* _Information supplied_
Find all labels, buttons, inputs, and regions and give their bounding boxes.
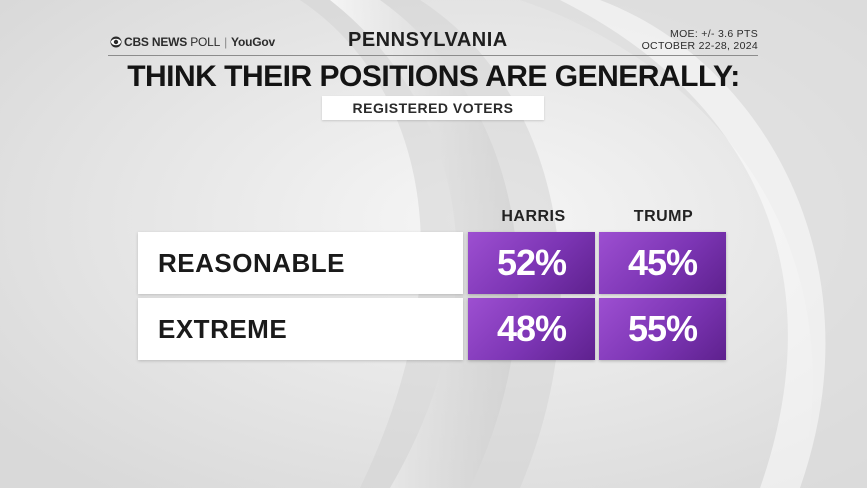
brand-logo: CBS NEWS POLL | YouGov xyxy=(110,35,275,49)
row-label-reasonable: REASONABLE xyxy=(158,248,346,278)
cell-reasonable-harris: 52% xyxy=(468,232,595,294)
column-header-trump: TRUMP xyxy=(633,208,694,225)
cbs-eye-icon xyxy=(110,36,122,48)
poll-dates: OCTOBER 22-28, 2024 xyxy=(641,40,758,52)
cell-extreme-trump: 55% xyxy=(599,298,726,360)
cell-extreme-harris: 48% xyxy=(468,298,595,360)
column-header-harris: HARRIS xyxy=(501,208,566,225)
brand-separator: | xyxy=(224,35,228,49)
moe-text: MOE: +/- 3.6 PTS xyxy=(670,28,758,40)
row-label-box-extreme: EXTREME xyxy=(138,298,463,360)
row-label-extreme: EXTREME xyxy=(158,314,288,344)
moe-block: MOE: +/- 3.6 PTS OCTOBER 22-28, 2024 xyxy=(642,28,758,52)
cell-reasonable-trump: 45% xyxy=(599,232,726,294)
header-bar: CBS NEWS POLL | YouGov PENNSYLVANIA MOE: +… xyxy=(108,27,758,56)
subtitle-badge: REGISTERED VOTERS xyxy=(322,96,544,120)
row-label-box-reasonable: REASONABLE xyxy=(138,232,463,294)
page-title: THINK THEIR POSITIONS ARE GENERALLY: xyxy=(127,60,740,93)
brand-poll: POLL xyxy=(190,35,221,49)
brand-partner: YouGov xyxy=(231,35,275,49)
state-name: PENNSYLVANIA xyxy=(348,29,508,51)
brand-cbs: CBS NEWS xyxy=(124,35,188,49)
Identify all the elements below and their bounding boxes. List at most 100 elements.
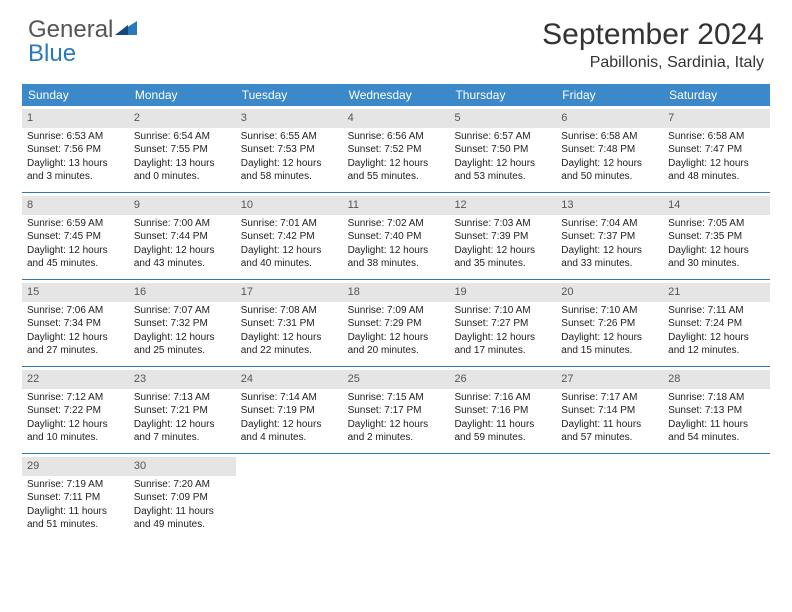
daylight-text: Daylight: 12 hours and 20 minutes.	[348, 331, 445, 358]
sunrise-text: Sunrise: 6:59 AM	[27, 217, 124, 231]
day-cell: 4Sunrise: 6:56 AMSunset: 7:52 PMDaylight…	[343, 106, 450, 192]
day-number: 26	[449, 370, 556, 389]
week-row: 29Sunrise: 7:19 AMSunset: 7:11 PMDayligh…	[22, 454, 770, 540]
sunset-text: Sunset: 7:24 PM	[668, 317, 765, 331]
day-cell: 1Sunrise: 6:53 AMSunset: 7:56 PMDaylight…	[22, 106, 129, 192]
weekday-label: Thursday	[449, 84, 556, 106]
day-number: 30	[129, 457, 236, 476]
sunrise-text: Sunrise: 7:19 AM	[27, 478, 124, 492]
day-number: 13	[556, 196, 663, 215]
day-cell: 26Sunrise: 7:16 AMSunset: 7:16 PMDayligh…	[449, 367, 556, 453]
day-cell: 22Sunrise: 7:12 AMSunset: 7:22 PMDayligh…	[22, 367, 129, 453]
sunrise-text: Sunrise: 7:14 AM	[241, 391, 338, 405]
daylight-text: Daylight: 12 hours and 7 minutes.	[134, 418, 231, 445]
sunrise-text: Sunrise: 7:08 AM	[241, 304, 338, 318]
sunset-text: Sunset: 7:29 PM	[348, 317, 445, 331]
day-cell: 17Sunrise: 7:08 AMSunset: 7:31 PMDayligh…	[236, 280, 343, 366]
weekday-label: Saturday	[663, 84, 770, 106]
day-cell: 12Sunrise: 7:03 AMSunset: 7:39 PMDayligh…	[449, 193, 556, 279]
sunrise-text: Sunrise: 6:58 AM	[668, 130, 765, 144]
day-cell: 15 Sunrise: 7:06 AMSunset: 7:34 PMDayligh…	[22, 280, 129, 366]
sunrise-text: Sunrise: 6:54 AM	[134, 130, 231, 144]
sunset-text: Sunset: 7:13 PM	[668, 404, 765, 418]
day-number: 10	[236, 196, 343, 215]
day-cell: 3Sunrise: 6:55 AMSunset: 7:53 PMDaylight…	[236, 106, 343, 192]
sunset-text: Sunset: 7:55 PM	[134, 143, 231, 157]
day-cell: 13 Sunrise: 7:04 AMSunset: 7:37 PMDayligh…	[556, 193, 663, 279]
day-cell: 6Sunrise: 6:58 AMSunset: 7:48 PMDaylight…	[556, 106, 663, 192]
daylight-text: Daylight: 12 hours and 15 minutes.	[561, 331, 658, 358]
day-cell: 27Sunrise: 7:17 AMSunset: 7:14 PMDayligh…	[556, 367, 663, 453]
sunset-text: Sunset: 7:50 PM	[454, 143, 551, 157]
day-cell: 29Sunrise: 7:19 AMSunset: 7:11 PMDayligh…	[22, 454, 129, 540]
brand-part2: Blue	[28, 40, 76, 67]
sunrise-text: Sunrise: 7:01 AM	[241, 217, 338, 231]
sunrise-text: Sunrise: 6:53 AM	[27, 130, 124, 144]
sunrise-text: Sunrise: 7:06 AM	[27, 304, 124, 318]
day-number: 17	[236, 283, 343, 302]
daylight-text: Daylight: 12 hours and 27 minutes.	[27, 331, 124, 358]
week-row: 8Sunrise: 6:59 AMSunset: 7:45 PMDaylight…	[22, 193, 770, 280]
daylight-text: Daylight: 12 hours and 53 minutes.	[454, 157, 551, 184]
daylight-text: Daylight: 11 hours and 49 minutes.	[134, 505, 231, 532]
daylight-text: Daylight: 11 hours and 59 minutes.	[454, 418, 551, 445]
sunrise-text: Sunrise: 7:05 AM	[668, 217, 765, 231]
day-number: 15	[22, 283, 129, 302]
sunrise-text: Sunrise: 7:13 AM	[134, 391, 231, 405]
sunrise-text: Sunrise: 7:10 AM	[561, 304, 658, 318]
sunset-text: Sunset: 7:17 PM	[348, 404, 445, 418]
day-cell: 23Sunrise: 7:13 AMSunset: 7:21 PMDayligh…	[129, 367, 236, 453]
sunset-text: Sunset: 7:39 PM	[454, 230, 551, 244]
day-cell: 20Sunrise: 7:10 AMSunset: 7:26 PMDayligh…	[556, 280, 663, 366]
sunset-text: Sunset: 7:37 PM	[561, 230, 658, 244]
weekday-header: Sunday Monday Tuesday Wednesday Thursday…	[22, 84, 770, 106]
day-cell	[343, 454, 450, 540]
day-cell: 9Sunrise: 7:00 AMSunset: 7:44 PMDaylight…	[129, 193, 236, 279]
daylight-text: Daylight: 12 hours and 48 minutes.	[668, 157, 765, 184]
daylight-text: Daylight: 11 hours and 57 minutes.	[561, 418, 658, 445]
sunrise-text: Sunrise: 7:15 AM	[348, 391, 445, 405]
day-cell: 7Sunrise: 6:58 AMSunset: 7:47 PMDaylight…	[663, 106, 770, 192]
sunset-text: Sunset: 7:34 PM	[27, 317, 124, 331]
day-number: 24	[236, 370, 343, 389]
daylight-text: Daylight: 12 hours and 50 minutes.	[561, 157, 658, 184]
weekday-label: Tuesday	[236, 84, 343, 106]
day-number: 22	[22, 370, 129, 389]
day-number: 18	[343, 283, 450, 302]
daylight-text: Daylight: 12 hours and 33 minutes.	[561, 244, 658, 271]
sunrise-text: Sunrise: 7:04 AM	[561, 217, 658, 231]
daylight-text: Daylight: 11 hours and 51 minutes.	[27, 505, 124, 532]
daylight-text: Daylight: 12 hours and 35 minutes.	[454, 244, 551, 271]
day-cell: 19Sunrise: 7:10 AMSunset: 7:27 PMDayligh…	[449, 280, 556, 366]
sunset-text: Sunset: 7:44 PM	[134, 230, 231, 244]
sunset-text: Sunset: 7:16 PM	[454, 404, 551, 418]
month-title: September 2024	[542, 18, 764, 52]
day-number: 1	[22, 109, 129, 128]
daylight-text: Daylight: 12 hours and 58 minutes.	[241, 157, 338, 184]
day-number: 14	[663, 196, 770, 215]
sunrise-text: Sunrise: 7:10 AM	[454, 304, 551, 318]
day-number: 20	[556, 283, 663, 302]
weekday-label: Monday	[129, 84, 236, 106]
week-row: 1Sunrise: 6:53 AMSunset: 7:56 PMDaylight…	[22, 106, 770, 193]
daylight-text: Daylight: 12 hours and 43 minutes.	[134, 244, 231, 271]
sunset-text: Sunset: 7:32 PM	[134, 317, 231, 331]
daylight-text: Daylight: 12 hours and 17 minutes.	[454, 331, 551, 358]
day-cell: 8Sunrise: 6:59 AMSunset: 7:45 PMDaylight…	[22, 193, 129, 279]
day-number: 8	[22, 196, 129, 215]
sunset-text: Sunset: 7:14 PM	[561, 404, 658, 418]
daylight-text: Daylight: 12 hours and 4 minutes.	[241, 418, 338, 445]
calendar: Sunday Monday Tuesday Wednesday Thursday…	[22, 84, 770, 540]
sunset-text: Sunset: 7:11 PM	[27, 491, 124, 505]
daylight-text: Daylight: 12 hours and 25 minutes.	[134, 331, 231, 358]
sunset-text: Sunset: 7:52 PM	[348, 143, 445, 157]
sunrise-text: Sunrise: 6:56 AM	[348, 130, 445, 144]
sunset-text: Sunset: 7:19 PM	[241, 404, 338, 418]
day-cell: 25Sunrise: 7:15 AMSunset: 7:17 PMDayligh…	[343, 367, 450, 453]
day-cell: 21Sunrise: 7:11 AMSunset: 7:24 PMDayligh…	[663, 280, 770, 366]
day-cell: 18Sunrise: 7:09 AMSunset: 7:29 PMDayligh…	[343, 280, 450, 366]
day-number: 27	[556, 370, 663, 389]
sunset-text: Sunset: 7:22 PM	[27, 404, 124, 418]
daylight-text: Daylight: 11 hours and 54 minutes.	[668, 418, 765, 445]
day-cell	[663, 454, 770, 540]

* _Exercise details_
Report each line of the data that contains the word "trump".

* _Exercise result_
column-header-trump: TRUMP xyxy=(633,208,694,225)
cell-extreme-trump: 55% xyxy=(599,298,726,360)
cell-reasonable-trump: 45% xyxy=(599,232,726,294)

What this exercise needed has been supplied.